## Data shown
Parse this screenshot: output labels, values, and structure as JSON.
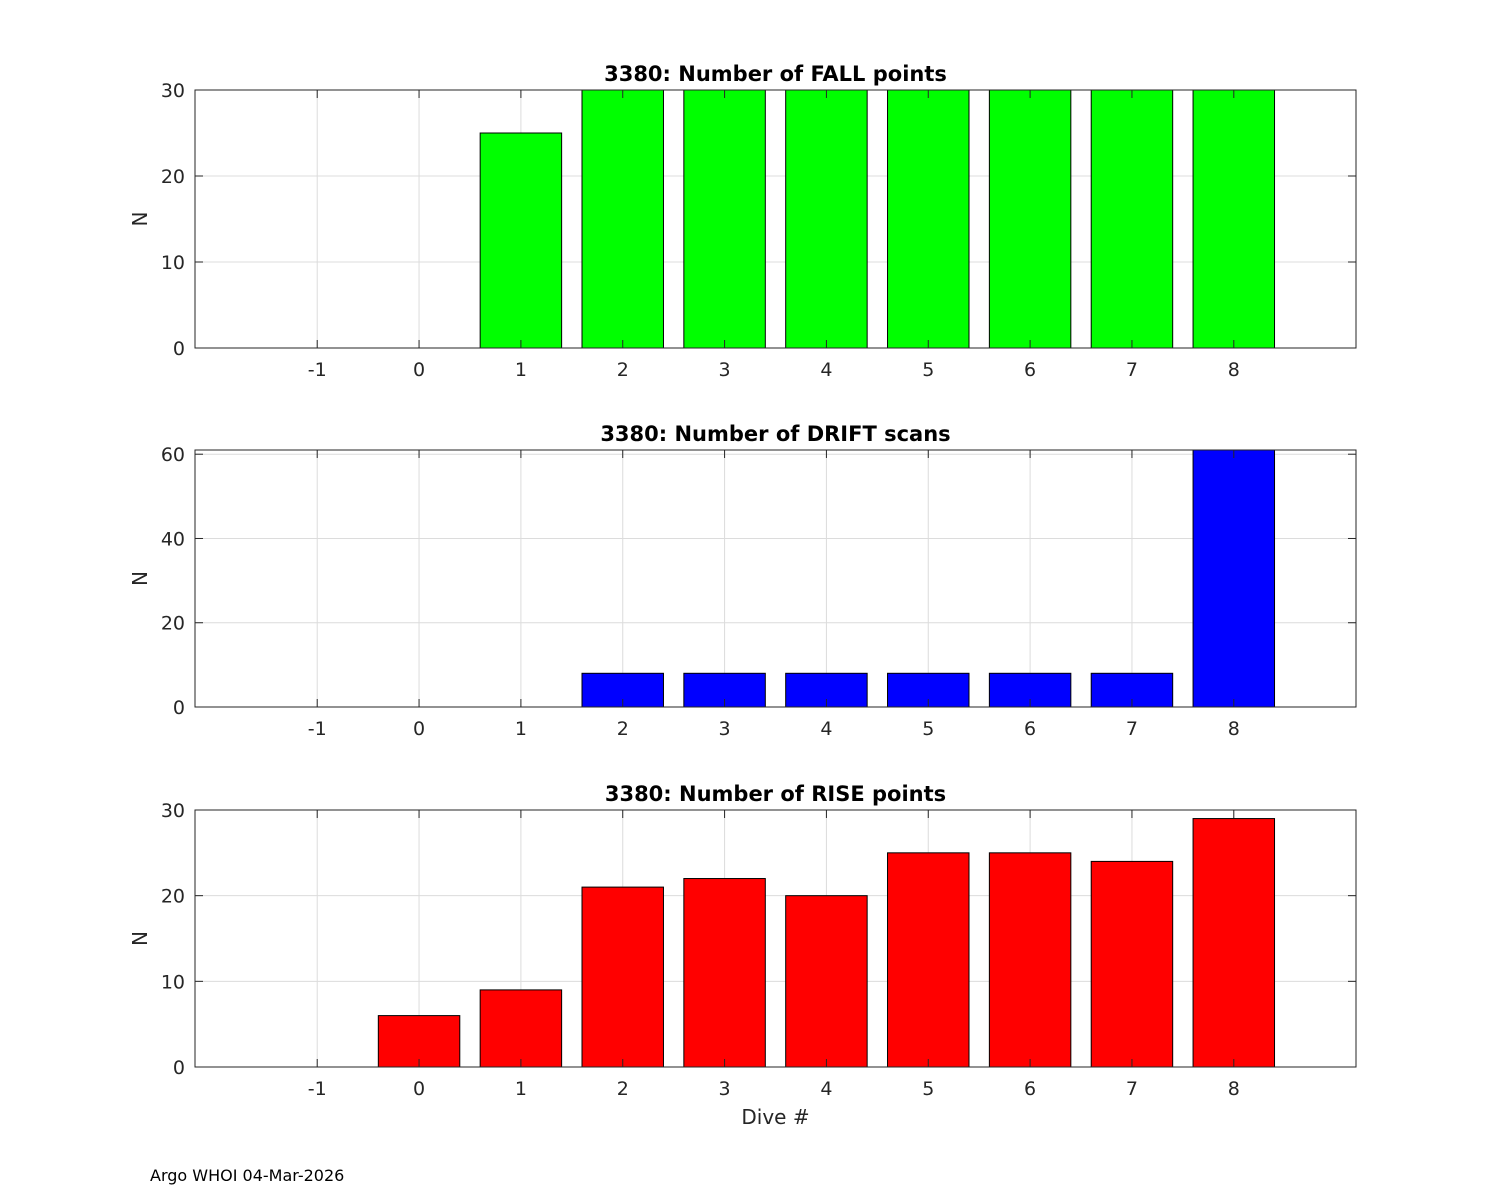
{
  "footer": "Argo WHOI 04-Mar-2026",
  "colors": {
    "fall": "#00ff00",
    "drift": "#0000ff",
    "rise": "#ff0000",
    "grid": "#dcdcdc",
    "axis": "#262626"
  },
  "chart_data": [
    {
      "type": "bar",
      "title": "3380: Number of FALL points",
      "xlabel": "",
      "ylabel": "N",
      "categories": [
        "-1",
        "0",
        "1",
        "2",
        "3",
        "4",
        "5",
        "6",
        "7",
        "8"
      ],
      "x": [
        -1,
        0,
        1,
        2,
        3,
        4,
        5,
        6,
        7,
        8
      ],
      "values": [
        0,
        0,
        25,
        30,
        30,
        30,
        30,
        30,
        30,
        30
      ],
      "color": "#00ff00",
      "xlim": [
        -2.2,
        9.2
      ],
      "ylim": [
        0,
        30
      ],
      "yticks": [
        0,
        10,
        20,
        30
      ],
      "grid": true
    },
    {
      "type": "bar",
      "title": "3380: Number of DRIFT scans",
      "xlabel": "",
      "ylabel": "N",
      "categories": [
        "-1",
        "0",
        "1",
        "2",
        "3",
        "4",
        "5",
        "6",
        "7",
        "8"
      ],
      "x": [
        -1,
        0,
        1,
        2,
        3,
        4,
        5,
        6,
        7,
        8
      ],
      "values": [
        0,
        0,
        0,
        8,
        8,
        8,
        8,
        8,
        8,
        61
      ],
      "color": "#0000ff",
      "xlim": [
        -2.2,
        9.2
      ],
      "ylim": [
        0,
        61
      ],
      "yticks": [
        0,
        20,
        40,
        60
      ],
      "grid": true
    },
    {
      "type": "bar",
      "title": "3380: Number of RISE points",
      "xlabel": "Dive #",
      "ylabel": "N",
      "categories": [
        "-1",
        "0",
        "1",
        "2",
        "3",
        "4",
        "5",
        "6",
        "7",
        "8"
      ],
      "x": [
        -1,
        0,
        1,
        2,
        3,
        4,
        5,
        6,
        7,
        8
      ],
      "values": [
        0,
        6,
        9,
        21,
        22,
        20,
        25,
        25,
        24,
        29
      ],
      "color": "#ff0000",
      "xlim": [
        -2.2,
        9.2
      ],
      "ylim": [
        0,
        30
      ],
      "yticks": [
        0,
        10,
        20,
        30
      ],
      "grid": true
    }
  ]
}
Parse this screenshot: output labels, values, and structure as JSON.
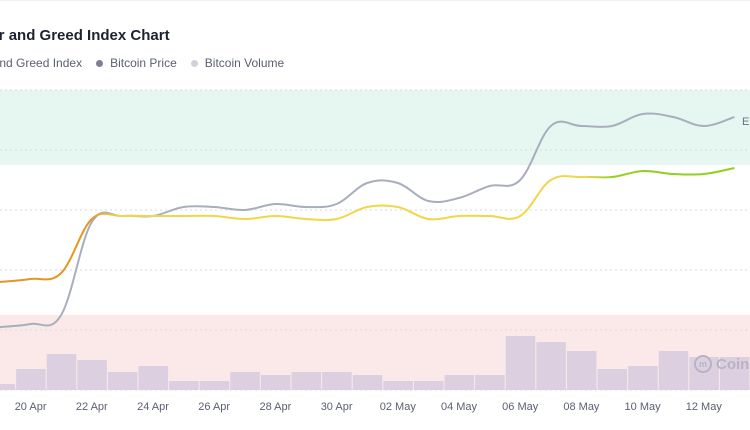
{
  "title": "ear and Greed Index Chart",
  "legend": [
    {
      "label": "ear and Greed Index",
      "color": "#e8a23a"
    },
    {
      "label": "Bitcoin Price",
      "color": "#7c8091"
    },
    {
      "label": "Bitcoin Volume",
      "color": "#cfd2da"
    }
  ],
  "watermark": {
    "text": "Coin",
    "icon": "coinmarketcap-logo-icon"
  },
  "colors": {
    "index_low": "#e39722",
    "index_mid": "#f0d64a",
    "index_high": "#8fd11c",
    "price": "#a9aebd",
    "volume_bar": "#dcd0e0",
    "greed_band": "#e6f7f1",
    "fear_band": "#fbe9e9"
  },
  "chart_data": {
    "type": "line",
    "x_ticks": [
      "20 Apr",
      "22 Apr",
      "24 Apr",
      "26 Apr",
      "28 Apr",
      "30 Apr",
      "02 May",
      "04 May",
      "06 May",
      "08 May",
      "10 May",
      "12 May"
    ],
    "x": [
      "19 Apr",
      "20 Apr",
      "21 Apr",
      "22 Apr",
      "23 Apr",
      "24 Apr",
      "25 Apr",
      "26 Apr",
      "27 Apr",
      "28 Apr",
      "29 Apr",
      "30 Apr",
      "01 May",
      "02 May",
      "03 May",
      "04 May",
      "05 May",
      "06 May",
      "07 May",
      "08 May",
      "09 May",
      "10 May",
      "11 May",
      "12 May",
      "13 May"
    ],
    "ylim": [
      0,
      100
    ],
    "bands": [
      {
        "name": "greed",
        "from": 75,
        "to": 100
      },
      {
        "name": "fear",
        "from": 0,
        "to": 25
      }
    ],
    "annotation": "E",
    "series": [
      {
        "name": "ear and Greed Index",
        "values": [
          36,
          37,
          39,
          57,
          58,
          58,
          58,
          58,
          57,
          58,
          57,
          57,
          61,
          61,
          57,
          58,
          58,
          58,
          70,
          71,
          71,
          73,
          72,
          72,
          74
        ]
      },
      {
        "name": "Bitcoin Price",
        "values": [
          21,
          22,
          25,
          56,
          58,
          58,
          61,
          61,
          60,
          62,
          61,
          62,
          69,
          69,
          63,
          64,
          68,
          70,
          88,
          88,
          88,
          92,
          91,
          88,
          91
        ]
      },
      {
        "name": "Bitcoin Volume",
        "values": [
          2,
          7,
          12,
          10,
          6,
          8,
          3,
          3,
          6,
          5,
          6,
          6,
          5,
          3,
          3,
          5,
          5,
          18,
          16,
          13,
          7,
          8,
          13,
          11,
          11
        ]
      }
    ]
  }
}
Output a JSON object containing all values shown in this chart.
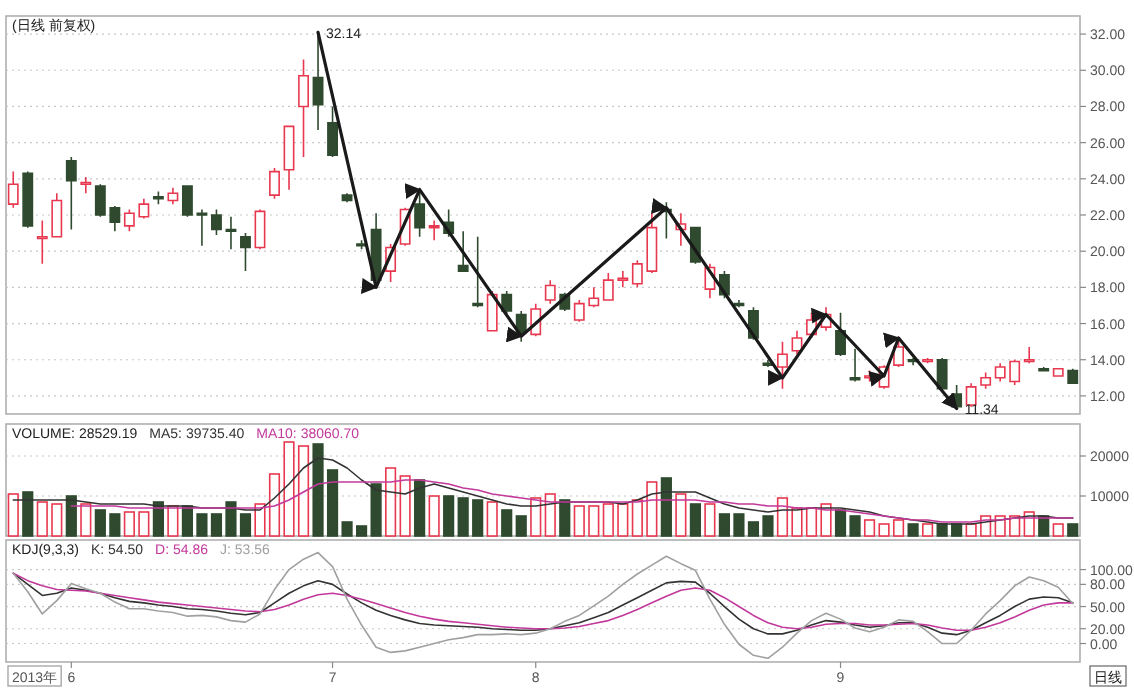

## Your objective
Reproduce every line of the material precisely, omitting its pictures.

## Response
Parse this screenshot: output labels, values, and structure as JSON.
{
  "footer": "Argo WHOI 04-Mar-2026",
  "colors": {
    "fall": "#00ff00",
    "drift": "#0000ff",
    "rise": "#ff0000",
    "grid": "#dcdcdc",
    "axis": "#262626"
  },
  "chart_data": [
    {
      "type": "bar",
      "title": "3380: Number of FALL points",
      "xlabel": "",
      "ylabel": "N",
      "categories": [
        "-1",
        "0",
        "1",
        "2",
        "3",
        "4",
        "5",
        "6",
        "7",
        "8"
      ],
      "x": [
        -1,
        0,
        1,
        2,
        3,
        4,
        5,
        6,
        7,
        8
      ],
      "values": [
        0,
        0,
        25,
        30,
        30,
        30,
        30,
        30,
        30,
        30
      ],
      "color": "#00ff00",
      "xlim": [
        -2.2,
        9.2
      ],
      "ylim": [
        0,
        30
      ],
      "yticks": [
        0,
        10,
        20,
        30
      ],
      "grid": true
    },
    {
      "type": "bar",
      "title": "3380: Number of DRIFT scans",
      "xlabel": "",
      "ylabel": "N",
      "categories": [
        "-1",
        "0",
        "1",
        "2",
        "3",
        "4",
        "5",
        "6",
        "7",
        "8"
      ],
      "x": [
        -1,
        0,
        1,
        2,
        3,
        4,
        5,
        6,
        7,
        8
      ],
      "values": [
        0,
        0,
        0,
        8,
        8,
        8,
        8,
        8,
        8,
        61
      ],
      "color": "#0000ff",
      "xlim": [
        -2.2,
        9.2
      ],
      "ylim": [
        0,
        61
      ],
      "yticks": [
        0,
        20,
        40,
        60
      ],
      "grid": true
    },
    {
      "type": "bar",
      "title": "3380: Number of RISE points",
      "xlabel": "Dive #",
      "ylabel": "N",
      "categories": [
        "-1",
        "0",
        "1",
        "2",
        "3",
        "4",
        "5",
        "6",
        "7",
        "8"
      ],
      "x": [
        -1,
        0,
        1,
        2,
        3,
        4,
        5,
        6,
        7,
        8
      ],
      "values": [
        0,
        6,
        9,
        21,
        22,
        20,
        25,
        25,
        24,
        29
      ],
      "color": "#ff0000",
      "xlim": [
        -2.2,
        9.2
      ],
      "ylim": [
        0,
        30
      ],
      "yticks": [
        0,
        10,
        20,
        30
      ],
      "grid": true
    }
  ]
}
Parse this screenshot: output labels, values, and structure as JSON.
{
  "title": "ear and Greed Index Chart",
  "legend": [
    {
      "label": "ear and Greed Index",
      "color": "#e8a23a"
    },
    {
      "label": "Bitcoin Price",
      "color": "#7c8091"
    },
    {
      "label": "Bitcoin Volume",
      "color": "#cfd2da"
    }
  ],
  "watermark": {
    "text": "Coin",
    "icon": "coinmarketcap-logo-icon"
  },
  "colors": {
    "index_low": "#e39722",
    "index_mid": "#f0d64a",
    "index_high": "#8fd11c",
    "price": "#a9aebd",
    "volume_bar": "#dcd0e0",
    "greed_band": "#e6f7f1",
    "fear_band": "#fbe9e9"
  },
  "chart_data": {
    "type": "line",
    "x_ticks": [
      "20 Apr",
      "22 Apr",
      "24 Apr",
      "26 Apr",
      "28 Apr",
      "30 Apr",
      "02 May",
      "04 May",
      "06 May",
      "08 May",
      "10 May",
      "12 May"
    ],
    "x": [
      "19 Apr",
      "20 Apr",
      "21 Apr",
      "22 Apr",
      "23 Apr",
      "24 Apr",
      "25 Apr",
      "26 Apr",
      "27 Apr",
      "28 Apr",
      "29 Apr",
      "30 Apr",
      "01 May",
      "02 May",
      "03 May",
      "04 May",
      "05 May",
      "06 May",
      "07 May",
      "08 May",
      "09 May",
      "10 May",
      "11 May",
      "12 May",
      "13 May"
    ],
    "ylim": [
      0,
      100
    ],
    "bands": [
      {
        "name": "greed",
        "from": 75,
        "to": 100
      },
      {
        "name": "fear",
        "from": 0,
        "to": 25
      }
    ],
    "annotation": "E",
    "series": [
      {
        "name": "ear and Greed Index",
        "values": [
          36,
          37,
          39,
          57,
          58,
          58,
          58,
          58,
          57,
          58,
          57,
          57,
          61,
          61,
          57,
          58,
          58,
          58,
          70,
          71,
          71,
          73,
          72,
          72,
          74
        ]
      },
      {
        "name": "Bitcoin Price",
        "values": [
          21,
          22,
          25,
          56,
          58,
          58,
          61,
          61,
          60,
          62,
          61,
          62,
          69,
          69,
          63,
          64,
          68,
          70,
          88,
          88,
          88,
          92,
          91,
          88,
          91
        ]
      },
      {
        "name": "Bitcoin Volume",
        "values": [
          2,
          7,
          12,
          10,
          6,
          8,
          3,
          3,
          6,
          5,
          6,
          6,
          5,
          3,
          3,
          5,
          5,
          18,
          16,
          13,
          7,
          8,
          13,
          11,
          11
        ]
      }
    ]
  }
}
Output a JSON object containing all values shown in this chart.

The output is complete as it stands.